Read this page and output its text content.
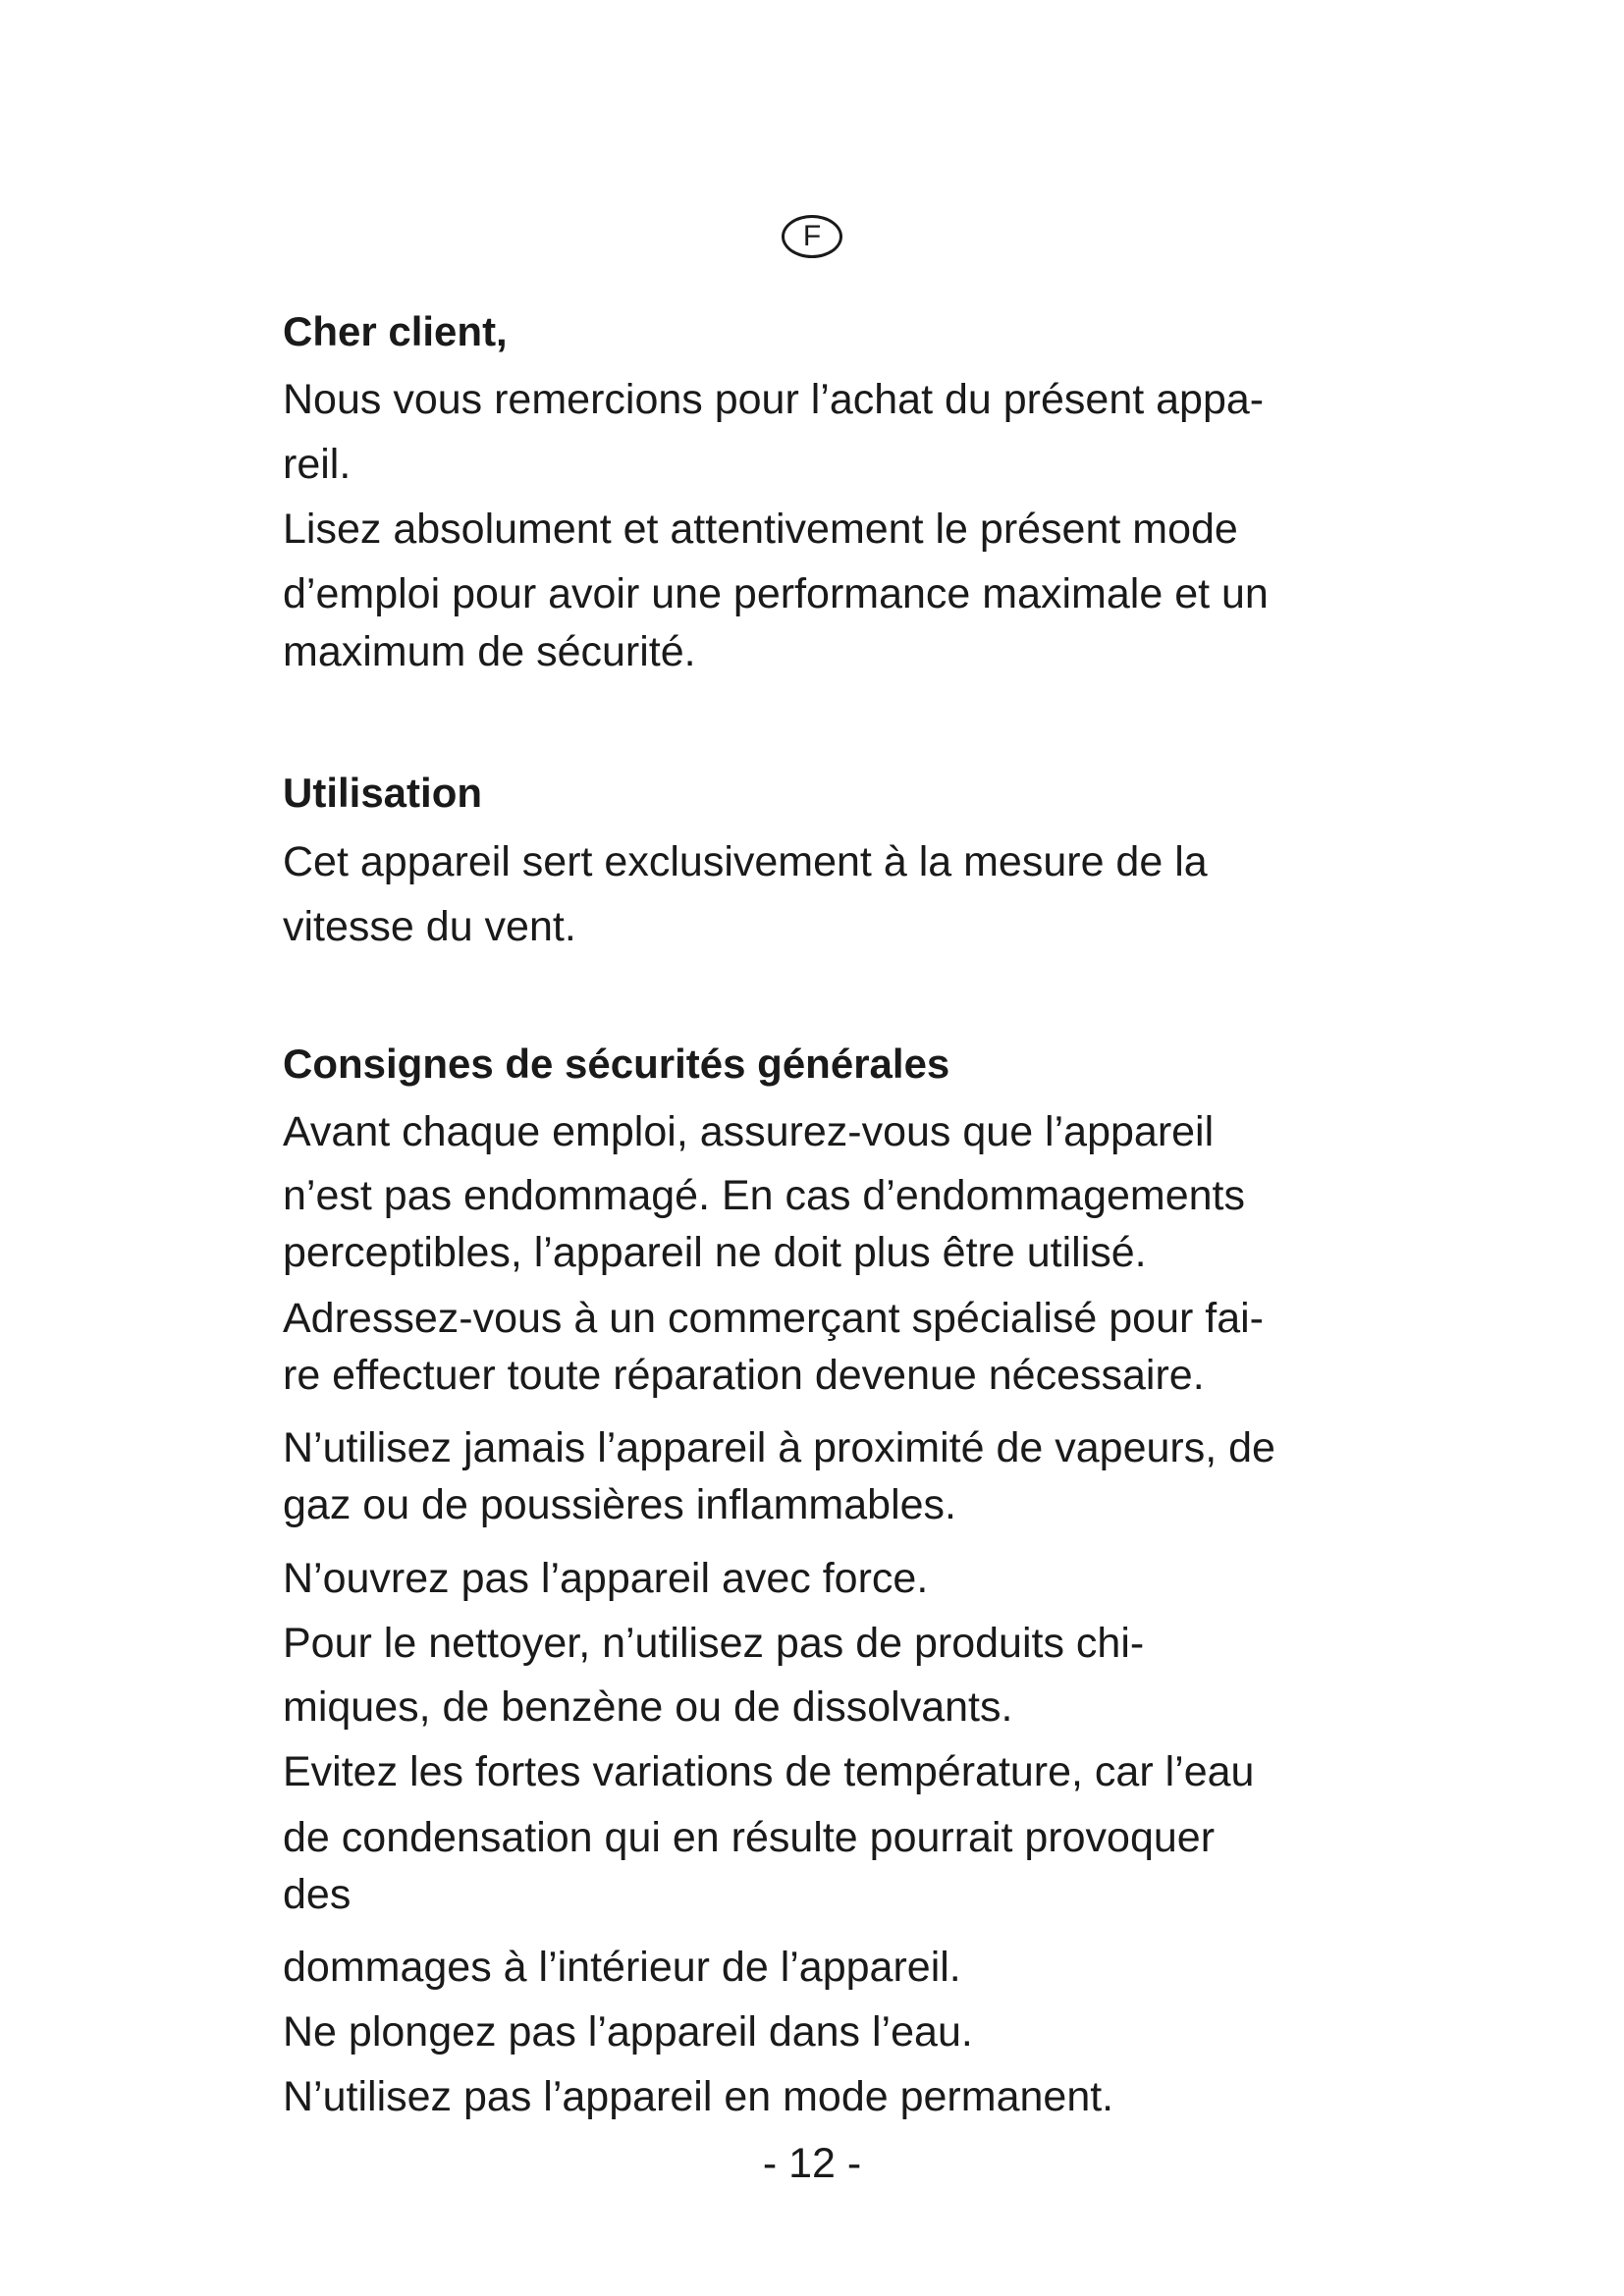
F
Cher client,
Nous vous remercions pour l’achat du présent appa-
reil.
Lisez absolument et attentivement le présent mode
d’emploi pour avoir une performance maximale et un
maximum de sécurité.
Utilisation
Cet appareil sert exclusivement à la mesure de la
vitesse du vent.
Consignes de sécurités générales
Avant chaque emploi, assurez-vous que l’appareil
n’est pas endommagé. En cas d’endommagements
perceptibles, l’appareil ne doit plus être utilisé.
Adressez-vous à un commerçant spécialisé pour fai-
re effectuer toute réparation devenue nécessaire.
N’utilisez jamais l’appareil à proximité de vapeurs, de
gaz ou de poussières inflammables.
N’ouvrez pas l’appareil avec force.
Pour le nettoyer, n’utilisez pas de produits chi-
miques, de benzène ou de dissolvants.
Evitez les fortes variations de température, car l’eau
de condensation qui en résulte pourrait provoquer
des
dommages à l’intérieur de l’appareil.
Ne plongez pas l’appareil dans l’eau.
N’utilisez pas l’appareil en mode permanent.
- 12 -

## WRITTEN REQUEST
Where a line above contains the word "mode", copy that line.

## EXERCISE ANSWER
Lisez absolument et attentivement le présent mode
N’utilisez pas l’appareil en mode permanent.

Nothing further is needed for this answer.